◆ GIVEN EXERCISE: Duplicate every row below verbatim, leaving each line unchanged.

(Layout dataset rows)

"""

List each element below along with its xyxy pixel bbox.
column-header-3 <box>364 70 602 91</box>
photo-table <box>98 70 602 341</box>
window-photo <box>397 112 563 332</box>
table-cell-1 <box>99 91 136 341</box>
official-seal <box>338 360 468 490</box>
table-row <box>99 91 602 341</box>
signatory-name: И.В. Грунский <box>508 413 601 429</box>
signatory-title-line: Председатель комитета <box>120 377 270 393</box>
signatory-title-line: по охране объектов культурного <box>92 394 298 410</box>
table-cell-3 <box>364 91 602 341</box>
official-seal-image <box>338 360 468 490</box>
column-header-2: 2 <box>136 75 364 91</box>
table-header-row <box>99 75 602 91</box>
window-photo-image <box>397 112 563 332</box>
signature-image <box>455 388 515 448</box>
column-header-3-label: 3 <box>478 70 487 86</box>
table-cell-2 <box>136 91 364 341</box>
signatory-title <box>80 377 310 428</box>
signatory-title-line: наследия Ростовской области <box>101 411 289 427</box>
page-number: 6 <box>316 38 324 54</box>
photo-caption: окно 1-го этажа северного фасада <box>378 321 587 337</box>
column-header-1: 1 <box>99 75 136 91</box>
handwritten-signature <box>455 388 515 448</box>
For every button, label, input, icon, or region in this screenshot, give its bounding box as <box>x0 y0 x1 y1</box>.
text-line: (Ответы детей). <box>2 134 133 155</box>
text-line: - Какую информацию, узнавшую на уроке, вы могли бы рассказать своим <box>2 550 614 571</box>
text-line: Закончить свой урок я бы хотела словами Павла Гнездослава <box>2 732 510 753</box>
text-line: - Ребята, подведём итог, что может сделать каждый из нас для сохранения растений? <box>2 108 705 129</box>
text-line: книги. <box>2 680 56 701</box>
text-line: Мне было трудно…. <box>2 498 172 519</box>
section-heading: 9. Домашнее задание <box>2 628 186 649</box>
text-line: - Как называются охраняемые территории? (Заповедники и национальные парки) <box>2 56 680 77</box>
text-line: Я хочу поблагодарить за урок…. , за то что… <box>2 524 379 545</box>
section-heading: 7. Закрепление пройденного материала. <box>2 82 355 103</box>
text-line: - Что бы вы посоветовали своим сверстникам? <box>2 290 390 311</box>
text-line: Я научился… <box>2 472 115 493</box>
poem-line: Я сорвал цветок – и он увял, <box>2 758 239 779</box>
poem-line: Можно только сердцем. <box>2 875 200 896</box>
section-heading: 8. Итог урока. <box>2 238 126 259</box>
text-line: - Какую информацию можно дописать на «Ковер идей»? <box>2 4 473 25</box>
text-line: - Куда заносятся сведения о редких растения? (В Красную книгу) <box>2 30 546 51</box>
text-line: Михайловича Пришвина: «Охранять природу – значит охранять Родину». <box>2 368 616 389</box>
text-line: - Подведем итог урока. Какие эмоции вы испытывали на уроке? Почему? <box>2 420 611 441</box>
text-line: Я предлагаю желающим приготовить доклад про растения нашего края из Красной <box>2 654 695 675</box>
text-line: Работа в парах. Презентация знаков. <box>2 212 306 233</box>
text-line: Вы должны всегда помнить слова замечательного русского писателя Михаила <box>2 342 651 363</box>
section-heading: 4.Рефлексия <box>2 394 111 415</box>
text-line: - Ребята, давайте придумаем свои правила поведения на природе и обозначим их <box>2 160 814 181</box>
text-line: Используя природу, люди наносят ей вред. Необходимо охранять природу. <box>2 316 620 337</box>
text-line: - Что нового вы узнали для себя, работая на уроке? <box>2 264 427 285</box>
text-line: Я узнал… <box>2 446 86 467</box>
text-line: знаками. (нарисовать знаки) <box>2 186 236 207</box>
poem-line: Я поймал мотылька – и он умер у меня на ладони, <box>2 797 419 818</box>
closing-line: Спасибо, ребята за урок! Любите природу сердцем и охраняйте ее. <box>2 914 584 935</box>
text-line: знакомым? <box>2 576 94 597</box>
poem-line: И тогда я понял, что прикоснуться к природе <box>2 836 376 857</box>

"""

◆ TASK ANSWER:
List each element below along with its xyxy pixel bbox.
column-header-3 <box>364 70 602 91</box>
photo-table <box>98 70 602 341</box>
window-photo <box>397 112 563 332</box>
table-cell-1 <box>99 91 136 341</box>
official-seal <box>338 360 468 490</box>
table-row <box>99 91 602 341</box>
signatory-name: И.В. Грунский <box>508 413 601 429</box>
signatory-title-line: Председатель комитета <box>120 377 270 393</box>
signatory-title-line: по охране объектов культурного <box>92 394 298 410</box>
table-cell-3 <box>364 91 602 341</box>
official-seal-image <box>338 360 468 490</box>
column-header-2: 2 <box>136 75 364 91</box>
table-header-row <box>99 75 602 91</box>
window-photo-image <box>397 112 563 332</box>
signature-image <box>455 388 515 448</box>
column-header-3-label: 3 <box>478 70 487 86</box>
table-cell-2 <box>136 91 364 341</box>
signatory-title <box>80 377 310 428</box>
signatory-title-line: наследия Ростовской области <box>101 411 289 427</box>
page-number: 6 <box>316 38 324 54</box>
photo-caption: окно 1-го этажа северного фасада <box>378 321 587 337</box>
column-header-1: 1 <box>99 75 136 91</box>
handwritten-signature <box>455 388 515 448</box>
For every button, label, input, icon, or region in this screenshot, give its bounding box as <box>x0 y0 x1 y1</box>.
text-line: (Ответы детей). <box>2 134 133 155</box>
text-line: - Какую информацию, узнавшую на уроке, вы могли бы рассказать своим <box>2 550 614 571</box>
text-line: Закончить свой урок я бы хотела словами Павла Гнездослава <box>2 732 510 753</box>
text-line: - Ребята, подведём итог, что может сделать каждый из нас для сохранения растений? <box>2 108 705 129</box>
text-line: книги. <box>2 680 56 701</box>
text-line: Мне было трудно…. <box>2 498 172 519</box>
section-heading: 9. Домашнее задание <box>2 628 186 649</box>
text-line: - Как называются охраняемые территории? (Заповедники и национальные парки) <box>2 56 680 77</box>
text-line: Я хочу поблагодарить за урок…. , за то что… <box>2 524 379 545</box>
section-heading: 7. Закрепление пройденного материала. <box>2 82 355 103</box>
text-line: - Что бы вы посоветовали своим сверстникам? <box>2 290 390 311</box>
text-line: Я научился… <box>2 472 115 493</box>
poem-line: Я сорвал цветок – и он увял, <box>2 758 239 779</box>
poem-line: Можно только сердцем. <box>2 875 200 896</box>
section-heading: 8. Итог урока. <box>2 238 126 259</box>
text-line: - Какую информацию можно дописать на «Ковер идей»? <box>2 4 473 25</box>
text-line: - Куда заносятся сведения о редких растения? (В Красную книгу) <box>2 30 546 51</box>
text-line: Михайловича Пришвина: «Охранять природу – значит охранять Родину». <box>2 368 616 389</box>
text-line: - Подведем итог урока. Какие эмоции вы испытывали на уроке? Почему? <box>2 420 611 441</box>
text-line: Я предлагаю желающим приготовить доклад про растения нашего края из Красной <box>2 654 695 675</box>
text-line: Работа в парах. Презентация знаков. <box>2 212 306 233</box>
text-line: Вы должны всегда помнить слова замечательного русского писателя Михаила <box>2 342 651 363</box>
section-heading: 4.Рефлексия <box>2 394 111 415</box>
text-line: - Ребята, давайте придумаем свои правила поведения на природе и обозначим их <box>2 160 814 181</box>
text-line: Используя природу, люди наносят ей вред. Необходимо охранять природу. <box>2 316 620 337</box>
text-line: - Что нового вы узнали для себя, работая на уроке? <box>2 264 427 285</box>
text-line: Я узнал… <box>2 446 86 467</box>
text-line: знаками. (нарисовать знаки) <box>2 186 236 207</box>
poem-line: Я поймал мотылька – и он умер у меня на ладони, <box>2 797 419 818</box>
closing-line: Спасибо, ребята за урок! Любите природу сердцем и охраняйте ее. <box>2 914 584 935</box>
text-line: знакомым? <box>2 576 94 597</box>
poem-line: И тогда я понял, что прикоснуться к природе <box>2 836 376 857</box>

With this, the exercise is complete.